* What you are asked to do
Find every line containing the word "structured" and report the count, nothing more.

* Supplied records

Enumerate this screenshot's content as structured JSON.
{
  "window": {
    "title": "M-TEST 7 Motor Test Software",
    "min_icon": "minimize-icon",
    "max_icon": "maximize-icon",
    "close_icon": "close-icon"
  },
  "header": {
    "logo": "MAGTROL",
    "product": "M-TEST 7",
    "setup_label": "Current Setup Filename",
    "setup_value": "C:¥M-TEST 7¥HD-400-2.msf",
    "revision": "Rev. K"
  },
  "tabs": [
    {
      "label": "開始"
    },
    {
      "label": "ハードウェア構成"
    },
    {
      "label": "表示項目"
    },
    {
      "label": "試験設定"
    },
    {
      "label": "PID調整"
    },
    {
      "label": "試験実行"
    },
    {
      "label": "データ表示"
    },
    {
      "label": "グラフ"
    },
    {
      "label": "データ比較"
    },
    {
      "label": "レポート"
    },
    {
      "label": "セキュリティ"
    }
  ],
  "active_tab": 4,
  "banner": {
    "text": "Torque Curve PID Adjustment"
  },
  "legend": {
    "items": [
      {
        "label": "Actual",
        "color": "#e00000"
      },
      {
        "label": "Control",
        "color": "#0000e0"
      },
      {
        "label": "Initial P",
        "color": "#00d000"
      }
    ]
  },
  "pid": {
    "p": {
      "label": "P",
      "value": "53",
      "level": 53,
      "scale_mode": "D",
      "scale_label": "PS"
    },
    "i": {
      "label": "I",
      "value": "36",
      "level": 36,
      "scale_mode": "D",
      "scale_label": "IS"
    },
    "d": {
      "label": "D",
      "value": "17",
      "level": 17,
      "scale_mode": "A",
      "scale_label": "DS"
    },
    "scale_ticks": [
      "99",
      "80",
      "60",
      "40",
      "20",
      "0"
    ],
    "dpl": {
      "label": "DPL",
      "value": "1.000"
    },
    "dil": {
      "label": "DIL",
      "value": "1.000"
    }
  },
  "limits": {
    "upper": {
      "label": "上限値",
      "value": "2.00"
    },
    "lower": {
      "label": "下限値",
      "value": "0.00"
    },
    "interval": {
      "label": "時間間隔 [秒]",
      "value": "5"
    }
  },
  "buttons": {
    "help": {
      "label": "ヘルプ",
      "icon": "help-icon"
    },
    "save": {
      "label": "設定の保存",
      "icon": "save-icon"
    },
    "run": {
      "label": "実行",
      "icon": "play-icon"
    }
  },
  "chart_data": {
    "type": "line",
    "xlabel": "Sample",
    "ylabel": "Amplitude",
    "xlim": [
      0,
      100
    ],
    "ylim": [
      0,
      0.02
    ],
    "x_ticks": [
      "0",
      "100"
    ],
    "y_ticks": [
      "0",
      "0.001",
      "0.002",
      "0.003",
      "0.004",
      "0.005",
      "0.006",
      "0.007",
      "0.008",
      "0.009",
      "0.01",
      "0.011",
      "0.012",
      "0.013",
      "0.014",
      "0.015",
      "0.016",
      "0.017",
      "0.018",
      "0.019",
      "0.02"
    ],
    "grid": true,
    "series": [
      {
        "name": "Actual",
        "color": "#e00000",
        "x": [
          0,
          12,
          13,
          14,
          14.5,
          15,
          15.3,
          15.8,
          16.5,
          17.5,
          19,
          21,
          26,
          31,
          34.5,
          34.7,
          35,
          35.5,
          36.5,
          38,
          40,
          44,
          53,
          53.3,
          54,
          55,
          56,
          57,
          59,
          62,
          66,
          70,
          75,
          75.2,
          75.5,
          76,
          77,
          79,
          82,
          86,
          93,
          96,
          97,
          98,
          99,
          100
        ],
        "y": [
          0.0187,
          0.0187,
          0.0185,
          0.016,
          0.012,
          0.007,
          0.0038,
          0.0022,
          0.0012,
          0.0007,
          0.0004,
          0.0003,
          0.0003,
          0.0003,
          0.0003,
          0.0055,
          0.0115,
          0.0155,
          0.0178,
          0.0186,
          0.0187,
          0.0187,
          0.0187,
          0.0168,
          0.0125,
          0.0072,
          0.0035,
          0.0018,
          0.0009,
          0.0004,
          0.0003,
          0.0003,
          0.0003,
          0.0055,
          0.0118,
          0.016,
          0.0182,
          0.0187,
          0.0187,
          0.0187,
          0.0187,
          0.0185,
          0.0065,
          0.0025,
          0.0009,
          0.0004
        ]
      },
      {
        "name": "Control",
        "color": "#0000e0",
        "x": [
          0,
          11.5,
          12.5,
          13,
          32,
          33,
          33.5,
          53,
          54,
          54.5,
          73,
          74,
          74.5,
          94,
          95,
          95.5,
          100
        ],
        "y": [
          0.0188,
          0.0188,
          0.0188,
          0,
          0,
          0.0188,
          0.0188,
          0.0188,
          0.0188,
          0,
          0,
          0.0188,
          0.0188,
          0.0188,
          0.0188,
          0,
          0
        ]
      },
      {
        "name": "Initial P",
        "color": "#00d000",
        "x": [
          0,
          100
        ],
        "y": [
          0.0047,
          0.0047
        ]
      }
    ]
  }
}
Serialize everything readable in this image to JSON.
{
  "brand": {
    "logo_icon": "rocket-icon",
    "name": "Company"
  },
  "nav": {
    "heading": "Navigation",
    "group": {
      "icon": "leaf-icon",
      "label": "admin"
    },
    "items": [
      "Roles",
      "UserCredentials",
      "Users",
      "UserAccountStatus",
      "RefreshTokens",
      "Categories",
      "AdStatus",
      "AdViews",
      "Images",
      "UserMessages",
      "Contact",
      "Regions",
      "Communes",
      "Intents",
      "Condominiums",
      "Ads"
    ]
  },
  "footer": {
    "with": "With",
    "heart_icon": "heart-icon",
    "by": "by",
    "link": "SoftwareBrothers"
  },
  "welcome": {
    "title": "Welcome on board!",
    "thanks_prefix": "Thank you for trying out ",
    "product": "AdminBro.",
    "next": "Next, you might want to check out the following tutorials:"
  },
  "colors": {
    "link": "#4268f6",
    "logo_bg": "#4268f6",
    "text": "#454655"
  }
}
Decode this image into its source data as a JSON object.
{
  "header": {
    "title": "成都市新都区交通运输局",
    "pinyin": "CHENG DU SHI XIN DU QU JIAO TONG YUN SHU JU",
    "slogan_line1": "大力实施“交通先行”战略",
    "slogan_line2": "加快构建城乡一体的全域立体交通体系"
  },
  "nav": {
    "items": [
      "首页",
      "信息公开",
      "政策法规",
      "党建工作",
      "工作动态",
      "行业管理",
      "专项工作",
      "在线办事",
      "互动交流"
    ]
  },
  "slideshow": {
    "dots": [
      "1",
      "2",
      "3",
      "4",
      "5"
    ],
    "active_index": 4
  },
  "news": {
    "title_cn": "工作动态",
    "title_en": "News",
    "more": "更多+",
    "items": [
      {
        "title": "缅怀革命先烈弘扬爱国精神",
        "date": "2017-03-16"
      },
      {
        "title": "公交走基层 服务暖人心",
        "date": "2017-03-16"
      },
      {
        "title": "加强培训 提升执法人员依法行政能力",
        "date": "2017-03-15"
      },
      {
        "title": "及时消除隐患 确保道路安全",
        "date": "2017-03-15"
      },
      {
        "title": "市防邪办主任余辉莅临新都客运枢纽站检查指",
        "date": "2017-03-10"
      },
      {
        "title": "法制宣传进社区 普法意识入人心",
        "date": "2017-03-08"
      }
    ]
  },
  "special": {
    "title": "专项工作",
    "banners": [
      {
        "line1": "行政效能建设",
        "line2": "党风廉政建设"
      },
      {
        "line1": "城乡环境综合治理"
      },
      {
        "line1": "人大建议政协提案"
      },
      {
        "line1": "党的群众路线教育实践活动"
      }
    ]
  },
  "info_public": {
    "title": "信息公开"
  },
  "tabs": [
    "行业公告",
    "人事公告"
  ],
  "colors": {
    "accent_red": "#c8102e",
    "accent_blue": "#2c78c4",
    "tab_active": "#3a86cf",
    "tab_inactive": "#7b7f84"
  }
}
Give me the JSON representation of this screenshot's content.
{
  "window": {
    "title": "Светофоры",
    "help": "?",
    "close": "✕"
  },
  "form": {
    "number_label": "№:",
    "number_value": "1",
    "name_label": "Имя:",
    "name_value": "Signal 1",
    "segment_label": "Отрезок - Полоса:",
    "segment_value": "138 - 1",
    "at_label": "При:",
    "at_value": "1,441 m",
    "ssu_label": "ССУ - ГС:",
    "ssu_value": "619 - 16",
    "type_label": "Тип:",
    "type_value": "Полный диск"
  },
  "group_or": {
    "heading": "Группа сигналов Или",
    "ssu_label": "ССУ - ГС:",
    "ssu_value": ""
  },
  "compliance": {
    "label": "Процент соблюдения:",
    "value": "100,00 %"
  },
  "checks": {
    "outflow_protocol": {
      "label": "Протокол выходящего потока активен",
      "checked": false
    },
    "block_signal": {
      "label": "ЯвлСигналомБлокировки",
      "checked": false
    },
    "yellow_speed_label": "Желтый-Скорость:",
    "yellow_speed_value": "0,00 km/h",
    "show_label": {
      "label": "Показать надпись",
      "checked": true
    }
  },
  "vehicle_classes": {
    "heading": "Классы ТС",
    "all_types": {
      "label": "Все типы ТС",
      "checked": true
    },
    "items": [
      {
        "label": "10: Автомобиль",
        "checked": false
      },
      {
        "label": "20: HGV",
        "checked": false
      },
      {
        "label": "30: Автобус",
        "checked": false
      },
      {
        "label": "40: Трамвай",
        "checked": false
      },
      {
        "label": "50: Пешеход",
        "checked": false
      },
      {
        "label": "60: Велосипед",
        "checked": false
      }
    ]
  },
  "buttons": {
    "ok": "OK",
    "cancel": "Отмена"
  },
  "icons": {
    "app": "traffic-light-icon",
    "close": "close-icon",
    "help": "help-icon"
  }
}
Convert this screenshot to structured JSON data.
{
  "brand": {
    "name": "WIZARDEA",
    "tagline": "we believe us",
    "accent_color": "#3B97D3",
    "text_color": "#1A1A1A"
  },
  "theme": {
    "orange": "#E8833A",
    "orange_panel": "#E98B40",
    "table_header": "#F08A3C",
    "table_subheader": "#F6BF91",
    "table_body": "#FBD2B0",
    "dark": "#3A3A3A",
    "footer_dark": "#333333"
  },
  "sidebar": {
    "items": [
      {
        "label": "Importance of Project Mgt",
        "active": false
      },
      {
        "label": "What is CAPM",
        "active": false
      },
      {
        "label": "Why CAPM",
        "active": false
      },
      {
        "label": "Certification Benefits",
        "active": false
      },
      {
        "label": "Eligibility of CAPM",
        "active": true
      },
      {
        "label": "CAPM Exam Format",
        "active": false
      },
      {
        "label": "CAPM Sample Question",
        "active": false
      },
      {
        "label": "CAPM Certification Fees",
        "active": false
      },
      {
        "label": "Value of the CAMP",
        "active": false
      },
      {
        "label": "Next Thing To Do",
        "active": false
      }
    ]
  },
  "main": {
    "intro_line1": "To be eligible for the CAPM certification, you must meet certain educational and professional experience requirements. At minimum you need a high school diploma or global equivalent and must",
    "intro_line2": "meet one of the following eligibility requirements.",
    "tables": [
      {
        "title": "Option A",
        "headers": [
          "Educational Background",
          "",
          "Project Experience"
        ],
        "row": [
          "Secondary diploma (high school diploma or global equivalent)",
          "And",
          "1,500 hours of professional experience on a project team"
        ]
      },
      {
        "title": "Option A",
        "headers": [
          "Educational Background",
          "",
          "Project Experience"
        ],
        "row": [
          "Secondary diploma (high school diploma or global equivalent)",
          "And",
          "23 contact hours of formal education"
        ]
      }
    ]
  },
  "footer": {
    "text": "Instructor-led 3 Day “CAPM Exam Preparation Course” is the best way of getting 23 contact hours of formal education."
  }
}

* Exercise answer
2